== Task prompt ==
Put the items from the line containing "promo-title: Larger. Greater." through the line containing "discover-now-button[interactable]: Discover now" into a numbered list, leaving out blank lines.

+ + +

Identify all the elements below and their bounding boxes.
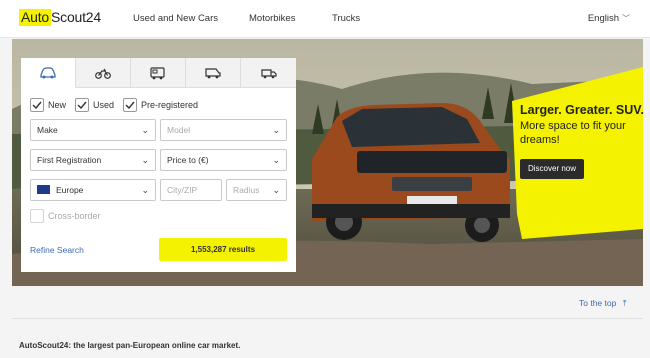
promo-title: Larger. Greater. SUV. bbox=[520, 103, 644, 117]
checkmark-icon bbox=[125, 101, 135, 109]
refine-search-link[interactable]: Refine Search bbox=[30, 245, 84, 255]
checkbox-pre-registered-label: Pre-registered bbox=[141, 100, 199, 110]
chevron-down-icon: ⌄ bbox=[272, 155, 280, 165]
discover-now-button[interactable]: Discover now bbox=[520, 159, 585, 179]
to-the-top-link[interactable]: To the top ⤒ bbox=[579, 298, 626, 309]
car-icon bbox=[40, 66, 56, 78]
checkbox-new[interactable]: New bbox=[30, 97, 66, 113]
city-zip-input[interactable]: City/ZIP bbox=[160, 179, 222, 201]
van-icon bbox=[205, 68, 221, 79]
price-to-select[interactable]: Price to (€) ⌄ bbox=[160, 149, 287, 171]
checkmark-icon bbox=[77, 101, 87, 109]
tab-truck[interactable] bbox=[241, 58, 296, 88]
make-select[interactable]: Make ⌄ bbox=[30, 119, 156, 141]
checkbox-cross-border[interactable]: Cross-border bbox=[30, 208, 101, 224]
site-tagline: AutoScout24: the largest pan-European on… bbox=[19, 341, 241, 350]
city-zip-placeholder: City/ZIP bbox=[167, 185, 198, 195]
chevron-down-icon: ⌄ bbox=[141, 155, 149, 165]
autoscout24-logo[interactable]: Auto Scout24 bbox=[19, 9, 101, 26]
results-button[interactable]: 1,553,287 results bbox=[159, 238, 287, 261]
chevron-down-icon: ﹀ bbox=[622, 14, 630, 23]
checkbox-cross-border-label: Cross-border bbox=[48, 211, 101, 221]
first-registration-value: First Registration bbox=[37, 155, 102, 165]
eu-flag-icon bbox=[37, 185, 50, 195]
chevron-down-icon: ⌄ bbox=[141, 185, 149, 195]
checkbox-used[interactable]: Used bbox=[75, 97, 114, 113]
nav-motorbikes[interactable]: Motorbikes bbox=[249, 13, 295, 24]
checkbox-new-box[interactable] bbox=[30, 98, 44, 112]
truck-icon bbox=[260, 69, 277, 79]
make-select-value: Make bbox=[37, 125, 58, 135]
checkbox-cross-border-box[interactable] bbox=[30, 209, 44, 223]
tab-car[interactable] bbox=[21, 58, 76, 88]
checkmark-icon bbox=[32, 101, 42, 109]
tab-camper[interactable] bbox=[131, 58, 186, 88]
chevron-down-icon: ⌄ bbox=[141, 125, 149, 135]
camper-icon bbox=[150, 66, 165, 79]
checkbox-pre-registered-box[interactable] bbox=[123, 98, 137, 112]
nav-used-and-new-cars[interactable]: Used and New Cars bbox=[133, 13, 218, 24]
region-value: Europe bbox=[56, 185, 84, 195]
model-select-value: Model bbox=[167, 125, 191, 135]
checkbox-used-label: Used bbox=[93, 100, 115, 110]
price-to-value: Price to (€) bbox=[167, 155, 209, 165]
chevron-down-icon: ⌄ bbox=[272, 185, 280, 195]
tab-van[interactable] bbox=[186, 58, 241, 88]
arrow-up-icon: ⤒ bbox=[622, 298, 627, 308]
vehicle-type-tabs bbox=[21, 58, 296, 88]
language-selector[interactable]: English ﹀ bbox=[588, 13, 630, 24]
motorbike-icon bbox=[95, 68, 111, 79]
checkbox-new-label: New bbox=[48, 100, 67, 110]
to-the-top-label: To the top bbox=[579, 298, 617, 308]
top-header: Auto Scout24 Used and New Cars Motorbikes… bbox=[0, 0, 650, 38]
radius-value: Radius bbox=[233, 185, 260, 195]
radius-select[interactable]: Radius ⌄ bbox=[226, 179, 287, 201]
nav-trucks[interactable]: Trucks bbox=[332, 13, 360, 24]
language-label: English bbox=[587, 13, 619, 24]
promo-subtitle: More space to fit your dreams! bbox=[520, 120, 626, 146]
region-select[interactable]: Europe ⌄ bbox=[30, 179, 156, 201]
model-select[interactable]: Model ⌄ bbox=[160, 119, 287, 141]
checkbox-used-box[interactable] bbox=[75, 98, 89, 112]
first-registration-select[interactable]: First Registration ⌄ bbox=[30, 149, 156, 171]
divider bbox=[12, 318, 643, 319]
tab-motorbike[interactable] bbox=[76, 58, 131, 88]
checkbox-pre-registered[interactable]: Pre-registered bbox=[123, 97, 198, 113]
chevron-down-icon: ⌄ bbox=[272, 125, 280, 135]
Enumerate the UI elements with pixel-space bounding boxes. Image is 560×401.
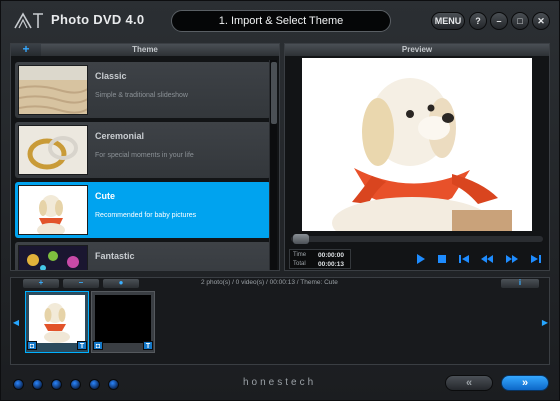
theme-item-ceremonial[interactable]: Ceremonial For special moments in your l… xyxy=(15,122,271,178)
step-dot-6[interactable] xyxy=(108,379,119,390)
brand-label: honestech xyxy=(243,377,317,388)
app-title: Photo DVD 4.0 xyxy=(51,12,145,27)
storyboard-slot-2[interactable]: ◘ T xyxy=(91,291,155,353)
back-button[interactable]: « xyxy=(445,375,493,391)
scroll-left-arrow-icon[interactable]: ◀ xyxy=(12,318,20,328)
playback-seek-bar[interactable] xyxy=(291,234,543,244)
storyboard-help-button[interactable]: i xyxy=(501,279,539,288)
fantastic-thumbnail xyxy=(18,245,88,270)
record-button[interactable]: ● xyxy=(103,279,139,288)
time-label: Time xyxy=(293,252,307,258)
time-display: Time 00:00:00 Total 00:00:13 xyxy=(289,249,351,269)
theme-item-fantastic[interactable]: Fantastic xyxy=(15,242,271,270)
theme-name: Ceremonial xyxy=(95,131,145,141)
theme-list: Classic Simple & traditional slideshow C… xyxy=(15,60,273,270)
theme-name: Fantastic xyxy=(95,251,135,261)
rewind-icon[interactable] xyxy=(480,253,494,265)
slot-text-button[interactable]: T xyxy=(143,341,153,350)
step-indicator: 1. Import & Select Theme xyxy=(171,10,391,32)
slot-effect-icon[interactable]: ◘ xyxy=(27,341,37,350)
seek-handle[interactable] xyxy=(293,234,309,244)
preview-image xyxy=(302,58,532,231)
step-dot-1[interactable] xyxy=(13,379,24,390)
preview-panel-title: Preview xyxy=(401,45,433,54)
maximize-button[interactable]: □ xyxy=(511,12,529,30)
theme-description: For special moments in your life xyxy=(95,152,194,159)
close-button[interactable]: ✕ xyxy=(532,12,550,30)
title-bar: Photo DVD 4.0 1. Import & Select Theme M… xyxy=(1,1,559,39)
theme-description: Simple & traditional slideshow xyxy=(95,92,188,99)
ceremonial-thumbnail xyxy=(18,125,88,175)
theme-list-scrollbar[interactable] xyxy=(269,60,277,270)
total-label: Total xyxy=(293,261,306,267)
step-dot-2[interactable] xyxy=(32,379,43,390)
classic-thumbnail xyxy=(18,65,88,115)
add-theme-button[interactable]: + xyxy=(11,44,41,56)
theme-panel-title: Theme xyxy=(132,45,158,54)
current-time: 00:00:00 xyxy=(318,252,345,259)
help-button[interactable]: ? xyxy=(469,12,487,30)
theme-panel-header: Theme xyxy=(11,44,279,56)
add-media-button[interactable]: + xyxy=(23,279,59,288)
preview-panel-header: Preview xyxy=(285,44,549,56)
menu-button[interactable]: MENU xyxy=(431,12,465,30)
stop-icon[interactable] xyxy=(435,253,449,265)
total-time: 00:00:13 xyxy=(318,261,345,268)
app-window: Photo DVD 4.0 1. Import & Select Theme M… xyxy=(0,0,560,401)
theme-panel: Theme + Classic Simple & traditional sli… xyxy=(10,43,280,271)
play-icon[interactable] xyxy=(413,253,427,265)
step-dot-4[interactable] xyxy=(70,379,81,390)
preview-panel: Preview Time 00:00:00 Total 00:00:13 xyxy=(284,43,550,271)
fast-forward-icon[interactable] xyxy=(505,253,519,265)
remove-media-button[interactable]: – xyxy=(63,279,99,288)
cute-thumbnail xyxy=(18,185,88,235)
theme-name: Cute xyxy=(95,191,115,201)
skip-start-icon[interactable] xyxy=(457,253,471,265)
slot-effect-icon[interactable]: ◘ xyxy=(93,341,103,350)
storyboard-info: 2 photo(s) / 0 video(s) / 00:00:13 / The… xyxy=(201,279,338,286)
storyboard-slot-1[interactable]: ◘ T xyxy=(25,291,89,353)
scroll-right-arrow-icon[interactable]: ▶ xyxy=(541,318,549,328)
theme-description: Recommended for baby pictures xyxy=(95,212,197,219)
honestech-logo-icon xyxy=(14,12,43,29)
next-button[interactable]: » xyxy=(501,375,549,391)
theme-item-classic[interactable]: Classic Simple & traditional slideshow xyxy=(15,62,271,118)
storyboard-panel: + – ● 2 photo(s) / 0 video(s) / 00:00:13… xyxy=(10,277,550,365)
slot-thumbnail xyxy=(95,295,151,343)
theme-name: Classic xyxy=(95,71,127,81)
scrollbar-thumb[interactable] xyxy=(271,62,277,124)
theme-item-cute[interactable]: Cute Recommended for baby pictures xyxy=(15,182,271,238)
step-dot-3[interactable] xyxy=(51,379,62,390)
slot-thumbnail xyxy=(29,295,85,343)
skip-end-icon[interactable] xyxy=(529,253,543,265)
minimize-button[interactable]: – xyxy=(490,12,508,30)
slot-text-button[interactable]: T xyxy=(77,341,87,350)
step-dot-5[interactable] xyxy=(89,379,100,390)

+ + +

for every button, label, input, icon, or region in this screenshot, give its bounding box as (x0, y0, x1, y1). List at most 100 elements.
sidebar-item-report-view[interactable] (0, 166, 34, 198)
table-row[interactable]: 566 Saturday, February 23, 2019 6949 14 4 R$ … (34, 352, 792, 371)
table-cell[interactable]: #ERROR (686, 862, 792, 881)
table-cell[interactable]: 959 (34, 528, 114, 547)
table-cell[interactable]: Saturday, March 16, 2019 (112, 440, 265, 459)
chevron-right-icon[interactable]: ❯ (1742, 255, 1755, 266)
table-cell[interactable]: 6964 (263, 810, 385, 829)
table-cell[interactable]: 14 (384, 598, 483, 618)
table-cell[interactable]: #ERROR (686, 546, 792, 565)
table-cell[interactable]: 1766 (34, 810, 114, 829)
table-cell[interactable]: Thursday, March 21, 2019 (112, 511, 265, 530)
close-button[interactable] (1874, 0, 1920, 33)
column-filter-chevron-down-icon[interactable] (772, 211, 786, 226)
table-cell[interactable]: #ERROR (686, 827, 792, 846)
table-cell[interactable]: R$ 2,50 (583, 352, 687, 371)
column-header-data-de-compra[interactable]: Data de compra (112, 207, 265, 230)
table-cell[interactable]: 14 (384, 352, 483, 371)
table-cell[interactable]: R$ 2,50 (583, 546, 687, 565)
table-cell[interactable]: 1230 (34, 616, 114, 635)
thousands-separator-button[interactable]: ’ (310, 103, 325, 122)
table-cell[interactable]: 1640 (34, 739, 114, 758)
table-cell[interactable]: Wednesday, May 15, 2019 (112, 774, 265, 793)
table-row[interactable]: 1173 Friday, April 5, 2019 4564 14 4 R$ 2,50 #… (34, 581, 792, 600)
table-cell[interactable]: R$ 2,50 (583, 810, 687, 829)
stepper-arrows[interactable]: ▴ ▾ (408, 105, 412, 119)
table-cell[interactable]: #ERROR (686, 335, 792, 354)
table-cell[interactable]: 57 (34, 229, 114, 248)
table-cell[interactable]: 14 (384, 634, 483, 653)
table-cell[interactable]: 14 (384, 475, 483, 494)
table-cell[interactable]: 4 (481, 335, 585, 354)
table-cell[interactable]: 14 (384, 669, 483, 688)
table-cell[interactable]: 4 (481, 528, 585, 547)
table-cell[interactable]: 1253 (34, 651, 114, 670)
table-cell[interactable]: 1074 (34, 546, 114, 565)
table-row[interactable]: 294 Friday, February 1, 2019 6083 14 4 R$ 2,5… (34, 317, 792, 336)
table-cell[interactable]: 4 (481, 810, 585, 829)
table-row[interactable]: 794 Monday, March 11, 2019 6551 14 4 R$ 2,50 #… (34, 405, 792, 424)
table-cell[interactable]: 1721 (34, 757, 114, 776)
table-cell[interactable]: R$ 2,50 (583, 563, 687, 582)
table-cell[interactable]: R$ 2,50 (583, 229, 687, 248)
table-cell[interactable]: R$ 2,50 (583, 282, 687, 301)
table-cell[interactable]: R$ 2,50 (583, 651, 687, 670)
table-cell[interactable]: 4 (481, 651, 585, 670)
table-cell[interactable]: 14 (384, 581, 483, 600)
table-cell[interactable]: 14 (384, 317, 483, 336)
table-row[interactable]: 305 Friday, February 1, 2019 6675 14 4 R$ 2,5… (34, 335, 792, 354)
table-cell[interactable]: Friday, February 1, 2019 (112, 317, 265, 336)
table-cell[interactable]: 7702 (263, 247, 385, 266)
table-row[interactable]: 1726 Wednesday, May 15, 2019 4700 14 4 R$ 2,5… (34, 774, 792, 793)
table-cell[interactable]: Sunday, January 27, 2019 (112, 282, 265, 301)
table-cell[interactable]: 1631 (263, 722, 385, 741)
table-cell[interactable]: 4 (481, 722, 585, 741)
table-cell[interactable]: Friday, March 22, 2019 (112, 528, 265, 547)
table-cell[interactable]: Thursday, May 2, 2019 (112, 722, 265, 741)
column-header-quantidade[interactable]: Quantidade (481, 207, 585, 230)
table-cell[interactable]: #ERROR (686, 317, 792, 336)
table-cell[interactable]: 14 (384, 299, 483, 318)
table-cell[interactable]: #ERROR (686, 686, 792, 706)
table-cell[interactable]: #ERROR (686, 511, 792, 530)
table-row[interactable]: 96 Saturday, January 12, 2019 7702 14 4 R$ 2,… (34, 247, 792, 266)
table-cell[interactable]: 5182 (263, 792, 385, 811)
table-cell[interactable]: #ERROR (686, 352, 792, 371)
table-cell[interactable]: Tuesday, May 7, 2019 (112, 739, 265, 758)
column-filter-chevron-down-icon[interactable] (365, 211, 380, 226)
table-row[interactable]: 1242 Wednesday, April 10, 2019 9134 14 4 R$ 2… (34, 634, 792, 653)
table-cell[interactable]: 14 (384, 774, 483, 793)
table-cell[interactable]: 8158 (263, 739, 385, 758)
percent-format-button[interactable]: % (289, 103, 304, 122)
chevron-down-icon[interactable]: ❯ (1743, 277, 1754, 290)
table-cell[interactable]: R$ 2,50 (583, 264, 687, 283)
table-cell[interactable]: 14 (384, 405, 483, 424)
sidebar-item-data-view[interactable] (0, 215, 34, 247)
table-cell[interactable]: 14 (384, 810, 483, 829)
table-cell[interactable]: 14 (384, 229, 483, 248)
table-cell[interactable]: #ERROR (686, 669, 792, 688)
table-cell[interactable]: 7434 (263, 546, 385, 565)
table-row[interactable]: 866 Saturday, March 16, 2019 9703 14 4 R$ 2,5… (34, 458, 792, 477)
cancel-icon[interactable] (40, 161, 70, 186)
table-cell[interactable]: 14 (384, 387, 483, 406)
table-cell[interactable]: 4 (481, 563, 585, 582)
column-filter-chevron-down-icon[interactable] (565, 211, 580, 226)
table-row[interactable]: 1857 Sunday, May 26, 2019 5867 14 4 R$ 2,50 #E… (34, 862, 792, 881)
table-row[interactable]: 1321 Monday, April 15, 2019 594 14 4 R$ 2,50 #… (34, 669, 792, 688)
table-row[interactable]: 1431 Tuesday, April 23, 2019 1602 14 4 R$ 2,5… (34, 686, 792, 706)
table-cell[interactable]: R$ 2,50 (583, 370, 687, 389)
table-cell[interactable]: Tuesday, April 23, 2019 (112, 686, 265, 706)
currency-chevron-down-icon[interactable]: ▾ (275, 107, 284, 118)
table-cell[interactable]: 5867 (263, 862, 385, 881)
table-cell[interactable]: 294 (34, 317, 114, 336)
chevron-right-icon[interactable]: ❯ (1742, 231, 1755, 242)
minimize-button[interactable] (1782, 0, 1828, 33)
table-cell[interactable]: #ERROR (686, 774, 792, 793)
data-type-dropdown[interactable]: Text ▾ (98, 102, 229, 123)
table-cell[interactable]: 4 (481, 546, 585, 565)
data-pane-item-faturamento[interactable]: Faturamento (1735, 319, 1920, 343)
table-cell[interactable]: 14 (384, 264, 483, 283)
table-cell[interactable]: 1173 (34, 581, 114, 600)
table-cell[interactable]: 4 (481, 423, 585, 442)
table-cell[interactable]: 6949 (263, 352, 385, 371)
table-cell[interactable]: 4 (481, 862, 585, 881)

+ + +

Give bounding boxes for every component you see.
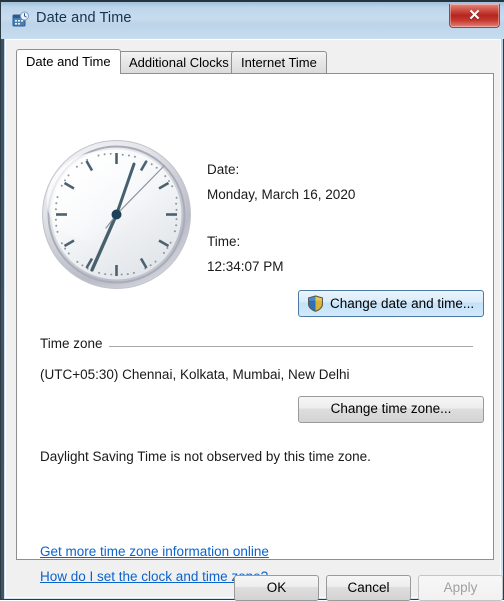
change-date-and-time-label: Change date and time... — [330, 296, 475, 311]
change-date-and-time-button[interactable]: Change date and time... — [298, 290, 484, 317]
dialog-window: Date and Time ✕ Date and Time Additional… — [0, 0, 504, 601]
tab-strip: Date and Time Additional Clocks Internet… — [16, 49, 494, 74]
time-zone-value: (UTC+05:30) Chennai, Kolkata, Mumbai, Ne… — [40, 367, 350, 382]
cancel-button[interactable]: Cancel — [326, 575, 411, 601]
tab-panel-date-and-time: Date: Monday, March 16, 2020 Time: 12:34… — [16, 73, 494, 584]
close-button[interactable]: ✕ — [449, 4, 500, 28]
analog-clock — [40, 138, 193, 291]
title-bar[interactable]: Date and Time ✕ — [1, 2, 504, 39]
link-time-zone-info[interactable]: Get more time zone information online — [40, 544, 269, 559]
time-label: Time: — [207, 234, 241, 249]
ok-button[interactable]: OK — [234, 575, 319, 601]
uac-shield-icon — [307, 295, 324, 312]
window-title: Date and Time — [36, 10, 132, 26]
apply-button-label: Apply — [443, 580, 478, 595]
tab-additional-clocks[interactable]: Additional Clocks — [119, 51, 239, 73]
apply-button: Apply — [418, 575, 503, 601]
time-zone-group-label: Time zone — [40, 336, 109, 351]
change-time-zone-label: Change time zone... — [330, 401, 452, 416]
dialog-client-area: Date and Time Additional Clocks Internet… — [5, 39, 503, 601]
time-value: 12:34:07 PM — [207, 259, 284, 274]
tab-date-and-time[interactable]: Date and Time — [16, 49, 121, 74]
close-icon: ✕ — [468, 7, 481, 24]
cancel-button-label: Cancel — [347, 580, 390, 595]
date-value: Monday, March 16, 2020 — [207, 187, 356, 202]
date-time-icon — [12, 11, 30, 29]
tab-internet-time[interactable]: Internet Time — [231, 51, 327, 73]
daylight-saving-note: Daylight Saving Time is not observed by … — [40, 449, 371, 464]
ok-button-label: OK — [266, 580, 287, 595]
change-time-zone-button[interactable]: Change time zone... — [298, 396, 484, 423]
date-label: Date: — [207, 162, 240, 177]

+ + +

== Output of the exercise ==
1. promo-title: Larger. Greater. SUV. bbox=[520, 103, 644, 117]
2. checkmark-icon bbox=[125, 101, 135, 109]
3. refine-search-link[interactable]: Refine Search bbox=[30, 245, 84, 255]
4. checkbox-pre-registered-label: Pre-registered bbox=[141, 100, 199, 110]
5. chevron-down-icon: ⌄ bbox=[272, 155, 280, 165]
6. discover-now-button[interactable]: Discover now bbox=[520, 159, 585, 179]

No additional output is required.